Stored data:
########################################

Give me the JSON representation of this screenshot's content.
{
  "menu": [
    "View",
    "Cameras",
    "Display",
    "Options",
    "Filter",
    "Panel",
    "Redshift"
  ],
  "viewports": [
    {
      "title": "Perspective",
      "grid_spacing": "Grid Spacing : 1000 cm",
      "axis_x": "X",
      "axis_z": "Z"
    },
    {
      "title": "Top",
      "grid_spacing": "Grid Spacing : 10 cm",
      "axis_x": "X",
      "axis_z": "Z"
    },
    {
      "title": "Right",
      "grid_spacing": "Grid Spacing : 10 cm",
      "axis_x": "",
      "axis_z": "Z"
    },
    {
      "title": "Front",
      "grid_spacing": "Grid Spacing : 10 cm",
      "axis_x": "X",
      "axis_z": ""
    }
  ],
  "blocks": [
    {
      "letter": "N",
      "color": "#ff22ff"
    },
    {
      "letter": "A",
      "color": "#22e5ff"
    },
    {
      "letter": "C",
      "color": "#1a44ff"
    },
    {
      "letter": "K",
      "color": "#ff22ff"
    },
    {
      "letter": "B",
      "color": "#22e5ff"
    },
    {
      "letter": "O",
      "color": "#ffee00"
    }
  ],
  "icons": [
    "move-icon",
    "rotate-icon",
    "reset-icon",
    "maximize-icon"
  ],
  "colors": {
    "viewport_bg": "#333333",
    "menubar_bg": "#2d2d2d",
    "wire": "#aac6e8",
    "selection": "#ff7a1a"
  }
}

########################################

* **EXERCISE DIRECTIONS**
Each line of the material should be echoed exactly.

* **SOLUTION FOR THIS EXERCISE**
Give me the JSON representation of this screenshot's content.
{
  "menu": [
    "View",
    "Cameras",
    "Display",
    "Options",
    "Filter",
    "Panel",
    "Redshift"
  ],
  "viewports": [
    {
      "title": "Perspective",
      "grid_spacing": "Grid Spacing : 1000 cm",
      "axis_x": "X",
      "axis_z": "Z"
    },
    {
      "title": "Top",
      "grid_spacing": "Grid Spacing : 10 cm",
      "axis_x": "X",
      "axis_z": "Z"
    },
    {
      "title": "Right",
      "grid_spacing": "Grid Spacing : 10 cm",
      "axis_x": "",
      "axis_z": "Z"
    },
    {
      "title": "Front",
      "grid_spacing": "Grid Spacing : 10 cm",
      "axis_x": "X",
      "axis_z": ""
    }
  ],
  "blocks": [
    {
      "letter": "N",
      "color": "#ff22ff"
    },
    {
      "letter": "A",
      "color": "#22e5ff"
    },
    {
      "letter": "C",
      "color": "#1a44ff"
    },
    {
      "letter": "K",
      "color": "#ff22ff"
    },
    {
      "letter": "B",
      "color": "#22e5ff"
    },
    {
      "letter": "O",
      "color": "#ffee00"
    }
  ],
  "icons": [
    "move-icon",
    "rotate-icon",
    "reset-icon",
    "maximize-icon"
  ],
  "colors": {
    "viewport_bg": "#333333",
    "menubar_bg": "#2d2d2d",
    "wire": "#aac6e8",
    "selection": "#ff7a1a"
  }
}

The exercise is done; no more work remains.